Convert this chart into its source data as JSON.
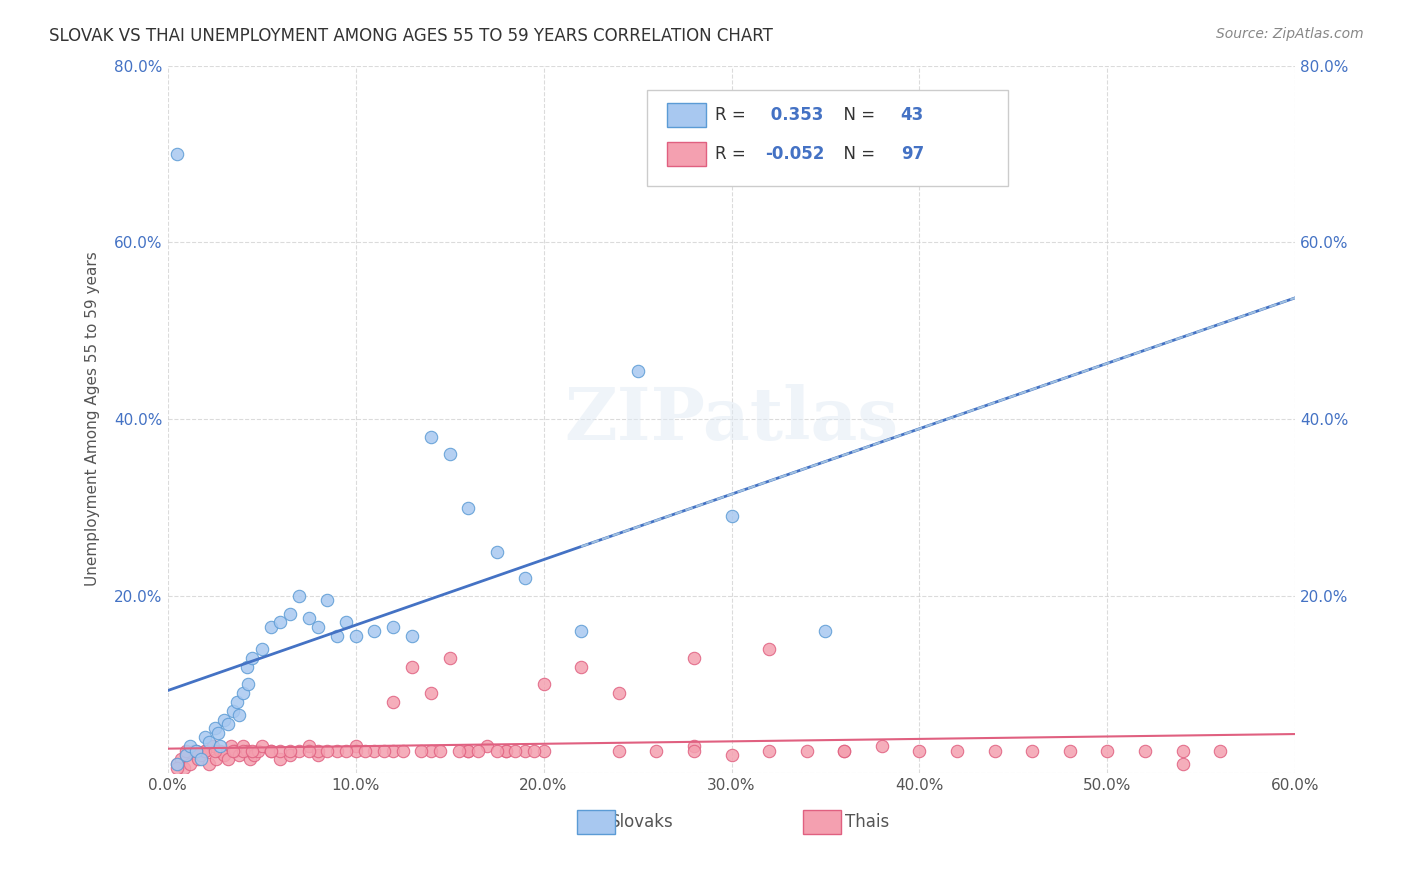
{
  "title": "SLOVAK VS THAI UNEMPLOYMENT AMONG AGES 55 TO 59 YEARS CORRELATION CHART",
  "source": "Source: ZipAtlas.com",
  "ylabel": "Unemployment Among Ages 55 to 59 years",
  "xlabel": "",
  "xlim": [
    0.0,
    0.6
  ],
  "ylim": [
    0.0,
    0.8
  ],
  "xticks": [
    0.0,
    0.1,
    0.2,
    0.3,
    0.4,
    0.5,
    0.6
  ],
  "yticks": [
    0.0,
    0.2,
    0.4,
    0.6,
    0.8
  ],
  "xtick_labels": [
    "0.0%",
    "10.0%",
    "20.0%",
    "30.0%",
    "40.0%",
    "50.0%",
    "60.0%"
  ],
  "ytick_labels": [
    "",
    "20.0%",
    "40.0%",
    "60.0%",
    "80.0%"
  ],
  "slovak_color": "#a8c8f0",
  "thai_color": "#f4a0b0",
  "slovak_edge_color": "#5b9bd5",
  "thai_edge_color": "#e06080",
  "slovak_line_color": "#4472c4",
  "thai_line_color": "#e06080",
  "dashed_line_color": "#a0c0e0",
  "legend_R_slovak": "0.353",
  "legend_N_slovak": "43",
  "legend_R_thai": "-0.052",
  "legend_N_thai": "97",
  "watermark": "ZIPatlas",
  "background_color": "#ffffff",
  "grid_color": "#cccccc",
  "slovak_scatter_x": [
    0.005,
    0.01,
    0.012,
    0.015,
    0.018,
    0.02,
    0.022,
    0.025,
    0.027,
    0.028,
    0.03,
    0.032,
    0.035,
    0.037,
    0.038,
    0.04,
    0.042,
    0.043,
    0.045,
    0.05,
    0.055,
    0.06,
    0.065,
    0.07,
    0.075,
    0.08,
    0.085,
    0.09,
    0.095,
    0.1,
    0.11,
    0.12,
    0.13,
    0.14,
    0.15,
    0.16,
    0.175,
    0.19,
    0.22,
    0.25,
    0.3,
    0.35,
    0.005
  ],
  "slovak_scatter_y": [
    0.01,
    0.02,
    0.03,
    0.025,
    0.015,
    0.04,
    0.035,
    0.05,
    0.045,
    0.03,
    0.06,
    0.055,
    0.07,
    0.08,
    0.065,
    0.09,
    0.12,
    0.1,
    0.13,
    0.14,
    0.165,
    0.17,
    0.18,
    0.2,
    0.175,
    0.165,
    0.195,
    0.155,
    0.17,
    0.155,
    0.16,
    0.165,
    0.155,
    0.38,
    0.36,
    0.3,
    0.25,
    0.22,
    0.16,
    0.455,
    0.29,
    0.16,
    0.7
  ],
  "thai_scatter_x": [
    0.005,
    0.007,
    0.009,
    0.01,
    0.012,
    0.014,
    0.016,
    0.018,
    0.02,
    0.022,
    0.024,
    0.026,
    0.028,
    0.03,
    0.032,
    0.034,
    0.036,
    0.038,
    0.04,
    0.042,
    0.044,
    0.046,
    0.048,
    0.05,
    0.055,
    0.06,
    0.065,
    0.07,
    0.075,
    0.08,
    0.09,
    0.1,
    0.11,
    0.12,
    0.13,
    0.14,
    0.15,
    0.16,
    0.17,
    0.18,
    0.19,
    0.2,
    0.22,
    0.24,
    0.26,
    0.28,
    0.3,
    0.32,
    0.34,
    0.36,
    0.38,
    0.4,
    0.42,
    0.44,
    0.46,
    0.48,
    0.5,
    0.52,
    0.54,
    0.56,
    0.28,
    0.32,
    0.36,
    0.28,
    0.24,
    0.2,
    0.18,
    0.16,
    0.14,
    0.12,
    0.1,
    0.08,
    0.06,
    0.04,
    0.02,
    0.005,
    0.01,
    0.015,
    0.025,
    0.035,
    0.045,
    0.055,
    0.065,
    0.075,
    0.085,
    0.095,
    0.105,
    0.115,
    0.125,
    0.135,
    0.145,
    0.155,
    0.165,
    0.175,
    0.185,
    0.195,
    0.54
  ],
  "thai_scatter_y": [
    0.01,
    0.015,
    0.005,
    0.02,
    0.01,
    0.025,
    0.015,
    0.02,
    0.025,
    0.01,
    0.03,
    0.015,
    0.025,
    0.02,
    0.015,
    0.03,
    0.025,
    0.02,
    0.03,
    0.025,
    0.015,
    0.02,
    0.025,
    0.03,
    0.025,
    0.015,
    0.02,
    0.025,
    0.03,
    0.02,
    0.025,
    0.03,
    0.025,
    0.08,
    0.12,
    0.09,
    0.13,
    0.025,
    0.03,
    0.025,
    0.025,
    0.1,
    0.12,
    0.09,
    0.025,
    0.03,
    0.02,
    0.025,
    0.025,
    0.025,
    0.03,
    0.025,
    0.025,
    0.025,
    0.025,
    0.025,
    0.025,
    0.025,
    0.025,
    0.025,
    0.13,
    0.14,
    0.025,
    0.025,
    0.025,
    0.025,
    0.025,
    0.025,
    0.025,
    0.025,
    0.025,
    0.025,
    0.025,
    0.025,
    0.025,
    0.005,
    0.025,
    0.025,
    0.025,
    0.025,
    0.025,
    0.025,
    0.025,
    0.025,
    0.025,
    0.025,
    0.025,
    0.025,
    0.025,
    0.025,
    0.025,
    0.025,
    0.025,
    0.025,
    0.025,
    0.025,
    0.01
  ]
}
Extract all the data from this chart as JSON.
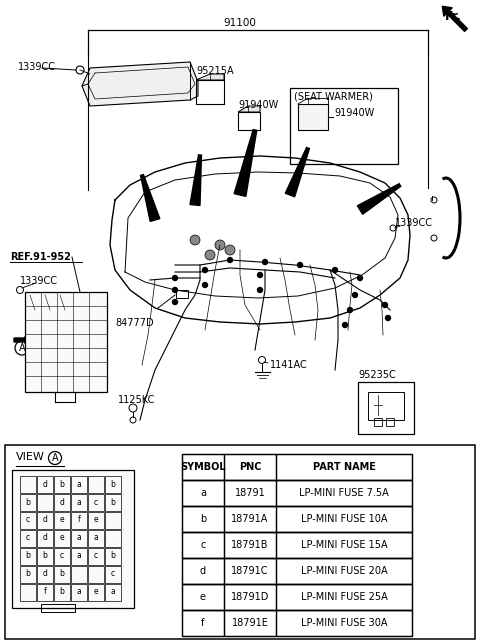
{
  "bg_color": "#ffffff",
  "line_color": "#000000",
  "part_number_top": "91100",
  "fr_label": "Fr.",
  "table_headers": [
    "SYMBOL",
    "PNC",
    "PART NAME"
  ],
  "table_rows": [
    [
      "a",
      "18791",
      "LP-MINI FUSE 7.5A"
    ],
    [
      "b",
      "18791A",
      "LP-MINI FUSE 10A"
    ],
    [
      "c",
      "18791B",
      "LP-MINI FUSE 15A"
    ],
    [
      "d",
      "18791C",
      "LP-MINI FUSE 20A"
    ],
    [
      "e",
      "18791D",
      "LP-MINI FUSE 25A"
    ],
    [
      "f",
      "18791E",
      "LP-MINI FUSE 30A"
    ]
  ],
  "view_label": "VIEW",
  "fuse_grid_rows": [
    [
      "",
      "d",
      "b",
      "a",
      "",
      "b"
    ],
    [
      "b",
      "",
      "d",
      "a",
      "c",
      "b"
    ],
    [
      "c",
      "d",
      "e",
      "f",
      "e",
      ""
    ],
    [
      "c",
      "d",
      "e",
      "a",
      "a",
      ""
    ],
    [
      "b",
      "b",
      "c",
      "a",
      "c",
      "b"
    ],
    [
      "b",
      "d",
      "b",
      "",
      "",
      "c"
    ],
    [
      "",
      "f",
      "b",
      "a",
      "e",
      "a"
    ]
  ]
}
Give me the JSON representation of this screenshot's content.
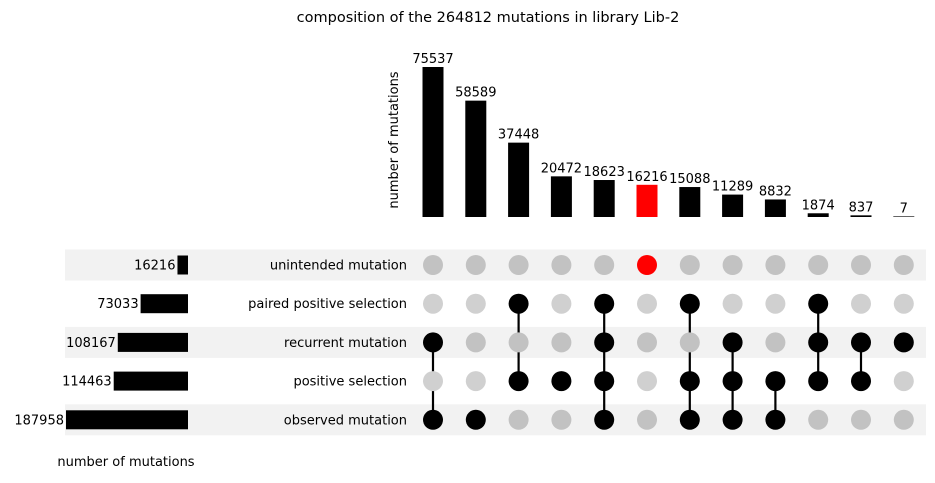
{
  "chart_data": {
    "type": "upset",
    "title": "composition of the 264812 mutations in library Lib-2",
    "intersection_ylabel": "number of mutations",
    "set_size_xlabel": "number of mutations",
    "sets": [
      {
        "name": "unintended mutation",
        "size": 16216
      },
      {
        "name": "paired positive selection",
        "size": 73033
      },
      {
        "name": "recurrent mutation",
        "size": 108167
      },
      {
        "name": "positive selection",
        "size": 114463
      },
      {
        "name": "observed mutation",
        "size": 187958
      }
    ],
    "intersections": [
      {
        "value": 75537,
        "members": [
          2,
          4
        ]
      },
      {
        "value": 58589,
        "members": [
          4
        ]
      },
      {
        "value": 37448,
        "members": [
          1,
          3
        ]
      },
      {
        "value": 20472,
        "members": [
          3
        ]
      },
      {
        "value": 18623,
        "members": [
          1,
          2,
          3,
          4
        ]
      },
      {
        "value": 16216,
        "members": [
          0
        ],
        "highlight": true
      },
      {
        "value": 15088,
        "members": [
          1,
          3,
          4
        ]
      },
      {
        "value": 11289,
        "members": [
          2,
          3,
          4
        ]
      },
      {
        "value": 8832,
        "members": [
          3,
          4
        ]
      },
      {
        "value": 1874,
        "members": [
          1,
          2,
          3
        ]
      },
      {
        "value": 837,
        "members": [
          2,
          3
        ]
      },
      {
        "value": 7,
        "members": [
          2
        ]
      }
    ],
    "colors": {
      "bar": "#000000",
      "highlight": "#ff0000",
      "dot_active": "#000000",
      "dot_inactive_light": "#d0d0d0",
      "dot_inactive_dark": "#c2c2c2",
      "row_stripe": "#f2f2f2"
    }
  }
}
========
• Written exercise
Gather from the entries above all lines that include the string "mutations".

• Correct result
    "title": "composition of the 264812 mutations in library Lib-2",
    "intersection_ylabel": "number of mutations",
    "set_size_xlabel": "number of mutations",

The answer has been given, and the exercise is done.